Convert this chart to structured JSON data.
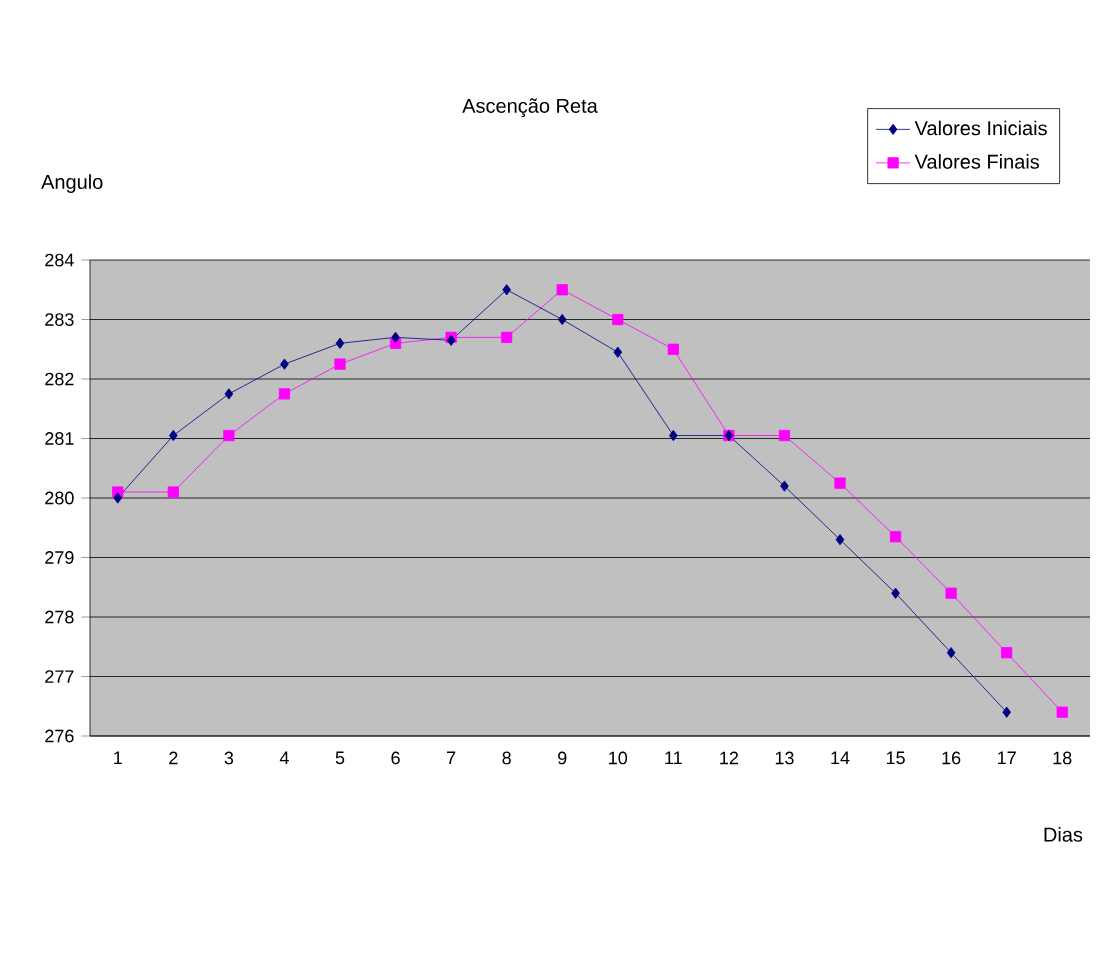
{
  "chart_data": {
    "type": "line",
    "title": "Ascenção Reta",
    "xlabel": "Dias",
    "ylabel": "Angulo",
    "categories": [
      "1",
      "2",
      "3",
      "4",
      "5",
      "6",
      "7",
      "8",
      "9",
      "10",
      "11",
      "12",
      "13",
      "14",
      "15",
      "16",
      "17",
      "18"
    ],
    "series": [
      {
        "name": "Valores Iniciais",
        "color": "#000080",
        "marker": "diamond",
        "values": [
          280.0,
          281.05,
          281.75,
          282.25,
          282.6,
          282.7,
          282.65,
          283.5,
          283.0,
          282.45,
          281.05,
          281.05,
          280.2,
          279.3,
          278.4,
          277.4,
          276.4,
          null
        ]
      },
      {
        "name": "Valores Finais",
        "color": "#ff00ff",
        "marker": "square",
        "values": [
          280.1,
          280.1,
          281.05,
          281.75,
          282.25,
          282.6,
          282.7,
          282.7,
          283.5,
          283.0,
          282.5,
          281.05,
          281.05,
          280.25,
          279.35,
          278.4,
          277.4,
          276.4
        ]
      }
    ],
    "ylim": [
      276,
      284
    ],
    "yticks": [
      276,
      277,
      278,
      279,
      280,
      281,
      282,
      283,
      284
    ],
    "grid": "y",
    "legend": "top right",
    "line_style": "solid"
  }
}
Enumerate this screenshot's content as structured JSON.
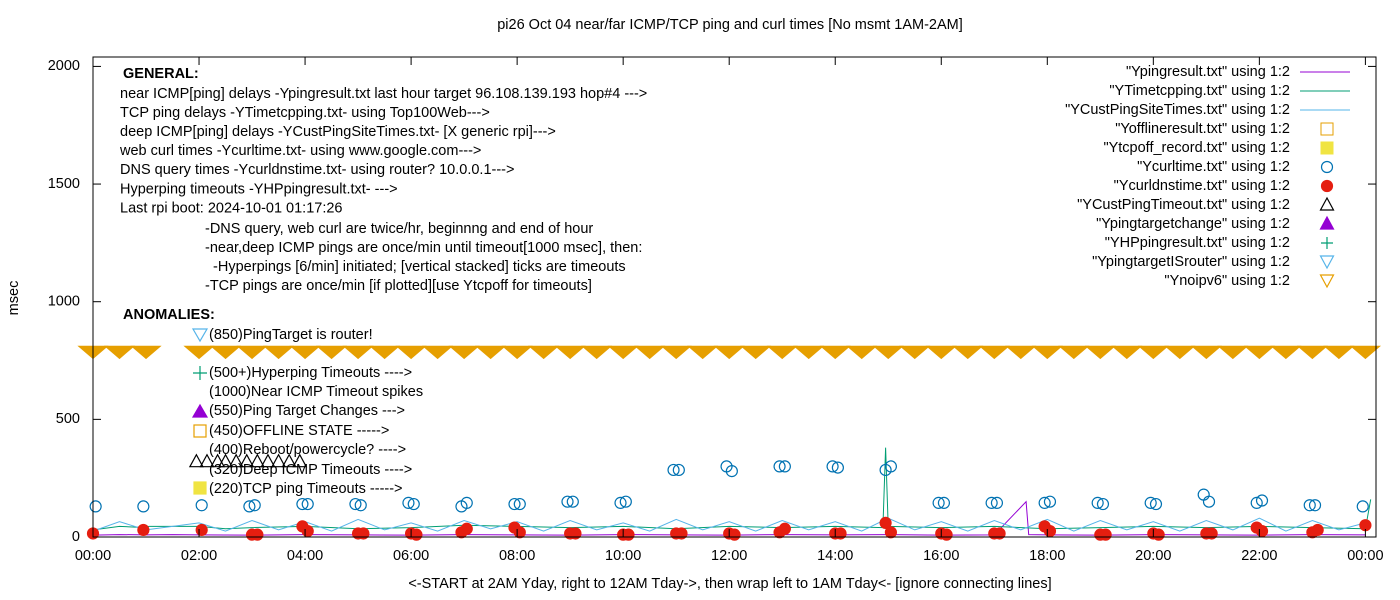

* * *

- Exercise instructions -
Every entry must be reproduced exactly, with the images left out.

- Solution to this task -
Convert this chart to structured JSON data.
{
  "chart_data": {
    "type": "line",
    "title": "Ascenção Reta",
    "xlabel": "Dias",
    "ylabel": "Angulo",
    "categories": [
      "1",
      "2",
      "3",
      "4",
      "5",
      "6",
      "7",
      "8",
      "9",
      "10",
      "11",
      "12",
      "13",
      "14",
      "15",
      "16",
      "17",
      "18"
    ],
    "series": [
      {
        "name": "Valores Iniciais",
        "color": "#000080",
        "marker": "diamond",
        "values": [
          280.0,
          281.05,
          281.75,
          282.25,
          282.6,
          282.7,
          282.65,
          283.5,
          283.0,
          282.45,
          281.05,
          281.05,
          280.2,
          279.3,
          278.4,
          277.4,
          276.4,
          null
        ]
      },
      {
        "name": "Valores Finais",
        "color": "#ff00ff",
        "marker": "square",
        "values": [
          280.1,
          280.1,
          281.05,
          281.75,
          282.25,
          282.6,
          282.7,
          282.7,
          283.5,
          283.0,
          282.5,
          281.05,
          281.05,
          280.25,
          279.35,
          278.4,
          277.4,
          276.4
        ]
      }
    ],
    "ylim": [
      276,
      284
    ],
    "yticks": [
      276,
      277,
      278,
      279,
      280,
      281,
      282,
      283,
      284
    ],
    "grid": "y",
    "legend": "top right",
    "line_style": "solid"
  }
}
Enumerate this screenshot's content as structured JSON.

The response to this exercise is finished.